> Figure dataset records:

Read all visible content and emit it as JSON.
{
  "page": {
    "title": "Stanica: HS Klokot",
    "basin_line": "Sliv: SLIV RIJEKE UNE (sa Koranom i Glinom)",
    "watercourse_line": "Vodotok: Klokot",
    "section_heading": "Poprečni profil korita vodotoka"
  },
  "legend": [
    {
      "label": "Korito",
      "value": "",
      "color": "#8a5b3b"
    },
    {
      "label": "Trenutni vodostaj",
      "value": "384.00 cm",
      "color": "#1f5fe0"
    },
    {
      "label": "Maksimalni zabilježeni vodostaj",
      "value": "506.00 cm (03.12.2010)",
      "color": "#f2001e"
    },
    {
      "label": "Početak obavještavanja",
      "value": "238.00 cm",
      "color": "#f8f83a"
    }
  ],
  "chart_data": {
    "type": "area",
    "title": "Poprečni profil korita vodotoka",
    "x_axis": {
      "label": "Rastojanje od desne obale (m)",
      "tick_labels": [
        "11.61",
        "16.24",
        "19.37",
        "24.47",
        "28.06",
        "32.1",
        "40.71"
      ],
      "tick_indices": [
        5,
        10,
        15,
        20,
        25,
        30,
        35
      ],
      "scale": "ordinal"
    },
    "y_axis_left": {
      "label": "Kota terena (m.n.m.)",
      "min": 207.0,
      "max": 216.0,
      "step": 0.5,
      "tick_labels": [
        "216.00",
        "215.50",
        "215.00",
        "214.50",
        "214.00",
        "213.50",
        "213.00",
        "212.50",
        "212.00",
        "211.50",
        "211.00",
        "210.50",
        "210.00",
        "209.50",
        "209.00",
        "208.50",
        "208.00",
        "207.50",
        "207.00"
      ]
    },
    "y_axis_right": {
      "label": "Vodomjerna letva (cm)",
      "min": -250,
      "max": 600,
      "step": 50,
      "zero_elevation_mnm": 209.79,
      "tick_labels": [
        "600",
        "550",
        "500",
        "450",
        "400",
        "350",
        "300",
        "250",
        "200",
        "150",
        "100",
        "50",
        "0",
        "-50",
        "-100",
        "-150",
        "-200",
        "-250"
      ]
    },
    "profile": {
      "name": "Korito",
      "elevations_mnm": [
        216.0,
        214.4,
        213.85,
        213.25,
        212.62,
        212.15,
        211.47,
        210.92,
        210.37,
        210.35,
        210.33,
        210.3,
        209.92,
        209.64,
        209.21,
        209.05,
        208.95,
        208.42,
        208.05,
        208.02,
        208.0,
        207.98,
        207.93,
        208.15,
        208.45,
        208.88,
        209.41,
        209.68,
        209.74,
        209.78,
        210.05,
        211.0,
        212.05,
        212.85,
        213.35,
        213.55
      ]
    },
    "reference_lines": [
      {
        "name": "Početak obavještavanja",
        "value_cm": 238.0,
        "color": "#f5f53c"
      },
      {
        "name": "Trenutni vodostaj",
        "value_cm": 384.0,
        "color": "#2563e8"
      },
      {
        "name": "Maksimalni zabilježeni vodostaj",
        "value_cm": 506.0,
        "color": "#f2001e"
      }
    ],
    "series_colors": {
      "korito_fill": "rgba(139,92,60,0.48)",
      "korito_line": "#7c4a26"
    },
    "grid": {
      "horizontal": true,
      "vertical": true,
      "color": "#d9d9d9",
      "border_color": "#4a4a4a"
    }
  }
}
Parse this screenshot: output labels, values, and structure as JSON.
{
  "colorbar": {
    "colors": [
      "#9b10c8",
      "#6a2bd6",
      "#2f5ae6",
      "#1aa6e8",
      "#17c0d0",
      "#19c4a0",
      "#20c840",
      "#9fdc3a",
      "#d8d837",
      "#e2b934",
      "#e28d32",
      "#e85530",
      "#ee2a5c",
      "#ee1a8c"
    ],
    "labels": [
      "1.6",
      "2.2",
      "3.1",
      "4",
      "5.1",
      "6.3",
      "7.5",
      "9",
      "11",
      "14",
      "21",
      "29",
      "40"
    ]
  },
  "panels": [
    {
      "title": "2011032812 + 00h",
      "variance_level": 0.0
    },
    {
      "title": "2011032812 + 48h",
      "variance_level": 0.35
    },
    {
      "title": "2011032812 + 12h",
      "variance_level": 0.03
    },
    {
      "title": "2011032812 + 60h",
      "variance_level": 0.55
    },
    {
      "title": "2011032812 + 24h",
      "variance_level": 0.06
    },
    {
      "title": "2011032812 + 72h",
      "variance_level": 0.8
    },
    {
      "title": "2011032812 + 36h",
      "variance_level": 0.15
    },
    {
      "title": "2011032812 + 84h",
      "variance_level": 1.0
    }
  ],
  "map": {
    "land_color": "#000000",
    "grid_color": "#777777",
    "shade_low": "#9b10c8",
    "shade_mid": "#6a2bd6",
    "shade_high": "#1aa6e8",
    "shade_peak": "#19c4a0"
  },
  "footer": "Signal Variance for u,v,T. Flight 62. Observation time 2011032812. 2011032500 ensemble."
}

> Set problem:
Reproduce each line from the records that contains the word "Početak".

> Expected answer:
      "label": "Početak obavještavanja",
        "name": "Početak obavještavanja",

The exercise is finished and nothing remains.